Dataset items
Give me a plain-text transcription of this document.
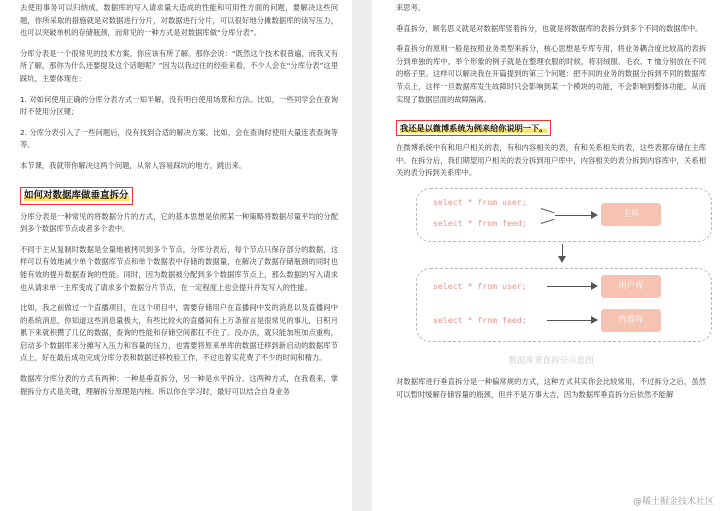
去使用事务可以归纳成，数据库的写入请求量大造成的性能和可用性方面的问题，要解决这些问题，你所采取的措施就是对数据进行分片，对数据进行分片，可以很好地分摊数据库的读写压力，也可以突破单机的存储瓶颈，而常见的一种方式是对数据库做“分库分表”。

分库分表是一个很常见的技术方案，你应该有所了解。那你会说：“既然这个技术很普遍，而我又有所了解，那你为什么还要提及这个话题呢？”因为以我过往的经验来看，不少人会在“分库分表”这里踩坑，主要体现在：

1. 对如何使用正确的分库分表方式一知半解，没有明白使用场景和方法。比如，一些同学会在查询时不使用分区键；

2. 分库分表引入了一些问题后，没有找到合适的解决方案。比如，会在查询时使用大量连表查询等等。

本节课，我就带你解决这两个问题，从常人容易踩坑的地方，跳出来。

如何对数据库做垂直拆分

分库分表是一种常见的将数据分片的方式，它的基本思想是依照某一种策略将数据尽量平均的分配到多个数据库节点或者多个表中。

不同于主从复制时数据是全量地被拷贝到多个节点，分库分表后，每个节点只保存部分的数据，这样可以有效地减少单个数据库节点和单个数据表中存储的数据量，在解决了数据存储瓶颈的同时也能有效的提升数据查询的性能。同时，因为数据被分配到多个数据库节点上，那么数据的写入请求也从请求单一主库变成了请求多个数据分片节点，在一定程度上也会提升并发写入的性能。

比如，我之前做过一个直播项目，在这个项目中，需要存储用户在直播间中发的消息以及直播间中的系统消息，你知道这些消息量极大，有些比较火的直播间有上万条留言是很常见的事儿，日积月累下来就积攒了几亿的数据，查询的性能和存储空间都扛不住了。没办法，就只能加班加点重构，启动多个数据库来分摊写入压力和容量的压力，也需要将原来单库的数据迁移到新启动的数据库节点上，好在最后成功完成分库分表和数据迁移校验工作，不过也着实花费了不少的时间和精力。

数据库分库分表的方式有两种：一种是垂直拆分，另一种是水平拆分。这两种方式，在我看来，掌握拆分方式是关键，理解拆分原理是内核。所以你在学习时，最好可以结合自身业务

来思考。

垂直拆分，顾名思义就是对数据库竖着拆分，也就是将数据库的表拆分到多个不同的数据库中。

垂直拆分的原则一般是按照业务类型来拆分，核心思想是专库专用，将业务耦合度比较高的表拆分到单独的库中。举个形象的例子就是在整理衣服的时候，将羽绒服、毛衣、T 恤分别放在不同的格子里。这样可以解决我在开篇提到的第三个问题：把不同的业务的数据分拆到不同的数据库节点上，这样一旦数据库发生故障时只会影响到某一个模块的功能，不会影响到整体功能，从而实现了数据层面的故障隔离。

我还是以微博系统为例来给你说明一下。

在微博系统中有和用户相关的表，有和内容相关的表，有和关系相关的表，这些表都存储在主库中。在拆分后，我们期望用户相关的表分拆到用户库中，内容相关的表分拆到内容库中，关系相关的表分拆到关系库中。

select * from user;
select * from feed;
主库
select * from user;	用户库
select * from feed;	内容库
数据库垂直拆分示意图

对数据库进行垂直拆分是一种偏常规的方式，这种方式其实你会比较常用，不过拆分之后，虽然可以暂时缓解存储容量的瓶颈，但并不是万事大吉，因为数据库垂直拆分后依然不能解

@稀土掘金技术社区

Task to complete | Copy the listing in full and without alteration, omitting every picture.

Output of the exercise |
Give me a plain-text transcription of this document.
去使用事务可以归纳成，数据库的写入请求量大造成的性能和可用性方面的问题，要解决这些问题，你所采取的措施就是对数据进行分片，对数据进行分片，可以很好地分摊数据库的读写压力，也可以突破单机的存储瓶颈，而常见的一种方式是对数据库做“分库分表”。

分库分表是一个很常见的技术方案，你应该有所了解。那你会说：“既然这个技术很普遍，而我又有所了解，那你为什么还要提及这个话题呢？”因为以我过往的经验来看，不少人会在“分库分表”这里踩坑，主要体现在：

1. 对如何使用正确的分库分表方式一知半解，没有明白使用场景和方法。比如，一些同学会在查询时不使用分区键；

2. 分库分表引入了一些问题后，没有找到合适的解决方案。比如，会在查询时使用大量连表查询等等。

本节课，我就带你解决这两个问题，从常人容易踩坑的地方，跳出来。

如何对数据库做垂直拆分

分库分表是一种常见的将数据分片的方式，它的基本思想是依照某一种策略将数据尽量平均的分配到多个数据库节点或者多个表中。

不同于主从复制时数据是全量地被拷贝到多个节点，分库分表后，每个节点只保存部分的数据，这样可以有效地减少单个数据库节点和单个数据表中存储的数据量，在解决了数据存储瓶颈的同时也能有效的提升数据查询的性能。同时，因为数据被分配到多个数据库节点上，那么数据的写入请求也从请求单一主库变成了请求多个数据分片节点，在一定程度上也会提升并发写入的性能。

比如，我之前做过一个直播项目，在这个项目中，需要存储用户在直播间中发的消息以及直播间中的系统消息，你知道这些消息量极大，有些比较火的直播间有上万条留言是很常见的事儿，日积月累下来就积攒了几亿的数据，查询的性能和存储空间都扛不住了。没办法，就只能加班加点重构，启动多个数据库来分摊写入压力和容量的压力，也需要将原来单库的数据迁移到新启动的数据库节点上，好在最后成功完成分库分表和数据迁移校验工作，不过也着实花费了不少的时间和精力。

数据库分库分表的方式有两种：一种是垂直拆分，另一种是水平拆分。这两种方式，在我看来，掌握拆分方式是关键，理解拆分原理是内核。所以你在学习时，最好可以结合自身业务

来思考。

垂直拆分，顾名思义就是对数据库竖着拆分，也就是将数据库的表拆分到多个不同的数据库中。

垂直拆分的原则一般是按照业务类型来拆分，核心思想是专库专用，将业务耦合度比较高的表拆分到单独的库中。举个形象的例子就是在整理衣服的时候，将羽绒服、毛衣、T 恤分别放在不同的格子里。这样可以解决我在开篇提到的第三个问题：把不同的业务的数据分拆到不同的数据库节点上，这样一旦数据库发生故障时只会影响到某一个模块的功能，不会影响到整体功能，从而实现了数据层面的故障隔离。

我还是以微博系统为例来给你说明一下。

在微博系统中有和用户相关的表，有和内容相关的表，有和关系相关的表，这些表都存储在主库中。在拆分后，我们期望用户相关的表分拆到用户库中，内容相关的表分拆到内容库中，关系相关的表分拆到关系库中。

select * from user;
select * from feed;
主库
select * from user;	用户库
select * from feed;	内容库
数据库垂直拆分示意图

对数据库进行垂直拆分是一种偏常规的方式，这种方式其实你会比较常用，不过拆分之后，虽然可以暂时缓解存储容量的瓶颈，但并不是万事大吉，因为数据库垂直拆分后依然不能解

@稀土掘金技术社区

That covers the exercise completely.